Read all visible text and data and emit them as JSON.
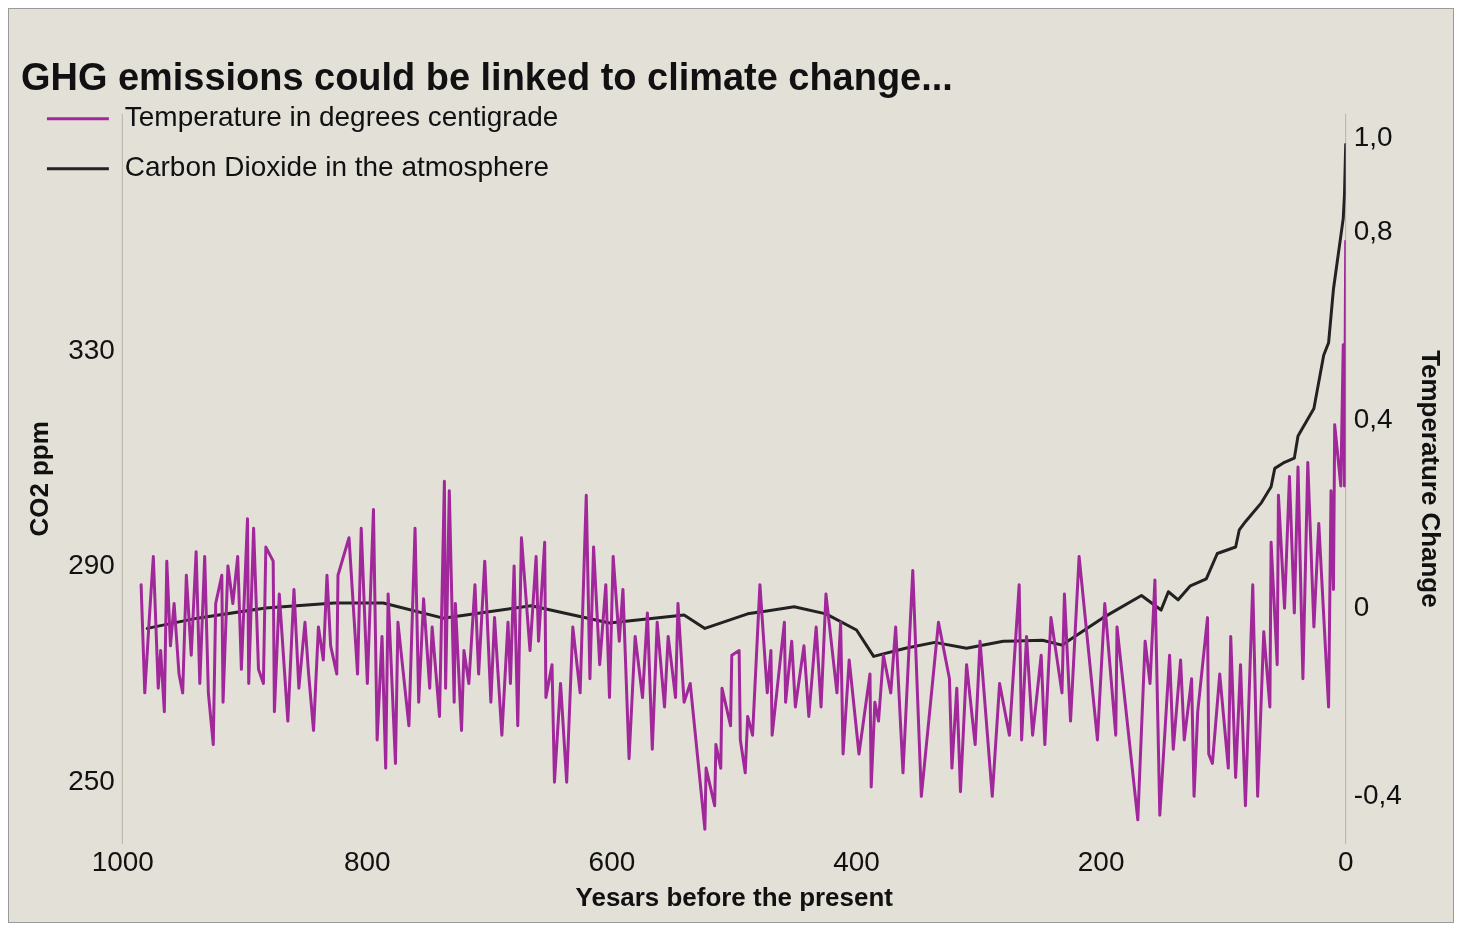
{
  "chart_data": {
    "type": "line",
    "title": "GHG emissions could be linked to climate change...",
    "xlabel": "Yesars before the present",
    "ylabel": "CO2 ppm",
    "y2label": "Temperature Change",
    "xlim": [
      1000,
      0
    ],
    "xticks": [
      1000,
      800,
      600,
      400,
      200,
      0
    ],
    "ylim": [
      238.6,
      373.9
    ],
    "yticks": [
      250,
      290,
      330
    ],
    "y2lim": [
      -0.5,
      1.05
    ],
    "y2ticks": [
      {
        "value": -0.4,
        "label": "-0,4"
      },
      {
        "value": 0,
        "label": "0"
      },
      {
        "value": 0.4,
        "label": "0,4"
      },
      {
        "value": 0.8,
        "label": "0,8"
      },
      {
        "value": 1.0,
        "label": "1,0"
      }
    ],
    "grid": false,
    "legend": "top left",
    "marker": "none",
    "line_style": "solid",
    "series": [
      {
        "name": "Temperature in degrees centigrade",
        "color": "#a0289a",
        "axis": "y2",
        "x": [
          985,
          982,
          978,
          975,
          971,
          969,
          966,
          964,
          961,
          958,
          954,
          951,
          948,
          944,
          940,
          937,
          933,
          930,
          926,
          924,
          919,
          918,
          914,
          910,
          906,
          903,
          898,
          897,
          893,
          889,
          885,
          883,
          877,
          876,
          872,
          865,
          860,
          856,
          851,
          848,
          844,
          840,
          836,
          833,
          830,
          825,
          824,
          815,
          808,
          805,
          800,
          795,
          792,
          788,
          785,
          783,
          777,
          775,
          766,
          761,
          758,
          754,
          749,
          747,
          741,
          737,
          736,
          733,
          729,
          728,
          723,
          721,
          717,
          712,
          709,
          704,
          699,
          696,
          690,
          685,
          683,
          680,
          677,
          674,
          667,
          662,
          660,
          655,
          654,
          649,
          647,
          642,
          637,
          632,
          626,
          621,
          618,
          615,
          610,
          605,
          602,
          599,
          594,
          591,
          586,
          581,
          575,
          571,
          567,
          563,
          557,
          554,
          548,
          546,
          541,
          536,
          524,
          523,
          516,
          515,
          511,
          510,
          503,
          502,
          496,
          495,
          491,
          489,
          485,
          479,
          473,
          470,
          469,
          459,
          458,
          453,
          450,
          443,
          439,
          433,
          429,
          425,
          416,
          413,
          411,
          406,
          398,
          389,
          388,
          385,
          382,
          378,
          372,
          368,
          362,
          354,
          347,
          333,
          324,
          322,
          318,
          315,
          310,
          303,
          299,
          289,
          283,
          275,
          267,
          265,
          261,
          256,
          249,
          246,
          241,
          232,
          230,
          225,
          218,
          203,
          197,
          188,
          187,
          170,
          164,
          160,
          156,
          152,
          144,
          141,
          135,
          132,
          126,
          124,
          121,
          113,
          112,
          109,
          103,
          96,
          94,
          90,
          86,
          82,
          76,
          72,
          67,
          62,
          61,
          56,
          55,
          50,
          46,
          42,
          39,
          35,
          31,
          26,
          22,
          14,
          12,
          10,
          9,
          4,
          2,
          1,
          0
        ],
        "values": [
          0.05,
          -0.18,
          -0.01,
          0.11,
          -0.17,
          -0.09,
          -0.22,
          0.1,
          -0.08,
          0.01,
          -0.14,
          -0.18,
          0.07,
          -0.1,
          0.12,
          -0.16,
          0.11,
          -0.18,
          -0.29,
          0.01,
          0.07,
          -0.2,
          0.09,
          0.01,
          0.11,
          -0.13,
          0.19,
          -0.16,
          0.17,
          -0.13,
          -0.16,
          0.13,
          0.1,
          -0.22,
          0.03,
          -0.24,
          0.04,
          -0.17,
          -0.03,
          -0.14,
          -0.26,
          -0.04,
          -0.11,
          0.07,
          -0.08,
          -0.14,
          0.07,
          0.15,
          -0.14,
          0.17,
          -0.16,
          0.21,
          -0.28,
          -0.06,
          -0.34,
          0.03,
          -0.33,
          -0.03,
          -0.25,
          0.17,
          -0.2,
          0.02,
          -0.17,
          -0.04,
          -0.23,
          0.27,
          -0.17,
          0.25,
          -0.2,
          0.01,
          -0.26,
          -0.09,
          -0.16,
          0.05,
          -0.14,
          0.1,
          -0.2,
          -0.02,
          -0.27,
          -0.03,
          -0.16,
          0.09,
          -0.25,
          0.15,
          -0.09,
          0.11,
          -0.07,
          0.14,
          -0.19,
          -0.12,
          -0.37,
          -0.16,
          -0.37,
          -0.04,
          -0.18,
          0.24,
          -0.15,
          0.13,
          -0.12,
          0.05,
          -0.19,
          0.11,
          -0.07,
          0.04,
          -0.32,
          -0.06,
          -0.19,
          -0.01,
          -0.3,
          -0.03,
          -0.21,
          -0.06,
          -0.19,
          0.01,
          -0.2,
          -0.16,
          -0.47,
          -0.34,
          -0.42,
          -0.29,
          -0.34,
          -0.17,
          -0.25,
          -0.1,
          -0.09,
          -0.28,
          -0.35,
          -0.23,
          -0.27,
          0.05,
          -0.18,
          -0.09,
          -0.27,
          -0.03,
          -0.2,
          -0.07,
          -0.21,
          -0.08,
          -0.23,
          -0.04,
          -0.21,
          0.03,
          -0.18,
          -0.03,
          -0.31,
          -0.11,
          -0.31,
          -0.14,
          -0.38,
          -0.2,
          -0.24,
          -0.1,
          -0.18,
          -0.04,
          -0.35,
          0.08,
          -0.4,
          -0.03,
          -0.15,
          -0.34,
          -0.17,
          -0.39,
          -0.12,
          -0.29,
          -0.07,
          -0.4,
          -0.16,
          -0.27,
          0.05,
          -0.28,
          -0.06,
          -0.27,
          -0.1,
          -0.29,
          -0.02,
          -0.18,
          0.03,
          -0.24,
          0.11,
          -0.28,
          0.01,
          -0.27,
          -0.04,
          -0.45,
          -0.07,
          -0.16,
          0.06,
          -0.44,
          -0.1,
          -0.3,
          -0.11,
          -0.28,
          -0.15,
          -0.4,
          -0.22,
          -0.02,
          -0.31,
          -0.33,
          -0.14,
          -0.34,
          -0.06,
          -0.36,
          -0.12,
          -0.42,
          0.05,
          -0.4,
          -0.05,
          -0.21,
          0.14,
          -0.12,
          0.24,
          0.0,
          0.28,
          -0.01,
          0.3,
          -0.15,
          0.31,
          -0.04,
          0.18,
          -0.21,
          0.25,
          0.04,
          0.39,
          0.26,
          0.56,
          0.26,
          0.78
        ]
      },
      {
        "name": "Carbon Dioxide in the atmosphere",
        "color": "#222222",
        "x": [
          980,
          939,
          883,
          827,
          787,
          738,
          666,
          602,
          541,
          524,
          489,
          451,
          425,
          400,
          386,
          360,
          336,
          310,
          280,
          248,
          232,
          199,
          167,
          151,
          145,
          137,
          127,
          114,
          105,
          90,
          87,
          82,
          69,
          61,
          58,
          51,
          42,
          39,
          26,
          18,
          14,
          10,
          2,
          1,
          0
        ],
        "values": [
          278.5,
          280.4,
          282.3,
          283.2,
          283.2,
          280.4,
          282.7,
          279.5,
          281.0,
          278.5,
          281.2,
          282.5,
          281.2,
          278.2,
          273.3,
          274.8,
          275.9,
          274.8,
          276.1,
          276.3,
          275.4,
          280.4,
          284.6,
          281.9,
          285.3,
          283.8,
          286.4,
          287.7,
          292.4,
          293.6,
          296.8,
          298.3,
          301.8,
          304.8,
          308.2,
          309.2,
          310.1,
          314.2,
          319.3,
          329.2,
          331.5,
          341.5,
          354.6,
          358.9,
          368.3
        ]
      }
    ]
  }
}
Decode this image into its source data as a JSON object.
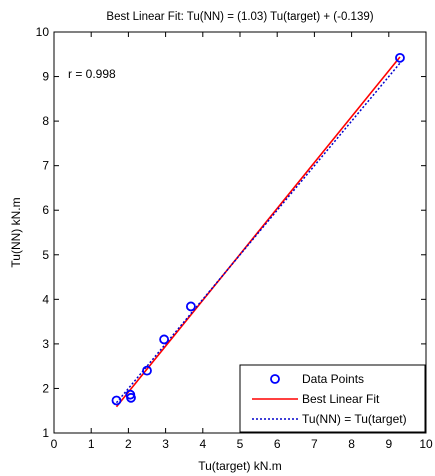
{
  "chart_data": {
    "type": "scatter",
    "title": "Best Linear Fit:  Tu(NN) = (1.03) Tu(target) + (-0.139)",
    "xlabel": "Tu(target) kN.m",
    "ylabel": "Tu(NN) kN.m",
    "xlim": [
      0,
      10
    ],
    "ylim": [
      1,
      10
    ],
    "xticks": [
      "0",
      "1",
      "2",
      "3",
      "4",
      "5",
      "6",
      "7",
      "8",
      "9",
      "10"
    ],
    "yticks": [
      "1",
      "2",
      "3",
      "4",
      "5",
      "6",
      "7",
      "8",
      "9",
      "10"
    ],
    "grid": false,
    "annotation": "r = 0.998",
    "legend_position": "bottom-right",
    "series": [
      {
        "name": "Data Points",
        "kind": "markers",
        "color": "#0000ff",
        "points": [
          {
            "x": 1.68,
            "y": 1.73
          },
          {
            "x": 2.05,
            "y": 1.86
          },
          {
            "x": 2.07,
            "y": 1.79
          },
          {
            "x": 2.5,
            "y": 2.4
          },
          {
            "x": 2.96,
            "y": 3.1
          },
          {
            "x": 3.68,
            "y": 3.84
          },
          {
            "x": 9.3,
            "y": 9.42
          }
        ]
      },
      {
        "name": "Best Linear Fit",
        "kind": "line",
        "color": "#ff0000",
        "dash": "solid",
        "points": [
          {
            "x": 1.68,
            "y": 1.59
          },
          {
            "x": 9.3,
            "y": 9.44
          }
        ]
      },
      {
        "name": "Tu(NN) = Tu(target)",
        "kind": "line",
        "color": "#0000cc",
        "dash": "dotted",
        "points": [
          {
            "x": 1.68,
            "y": 1.68
          },
          {
            "x": 9.3,
            "y": 9.3
          }
        ]
      }
    ]
  }
}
- - -
Set out every line from the material that contains the string "title".

# [RESPONSE FOR THIS EXERCISE]
    "title": "GHG emissions could be linked to climate change...",
    "title": "Best Linear Fit:  Tu(NN) = (1.03) Tu(target) + (-0.139)",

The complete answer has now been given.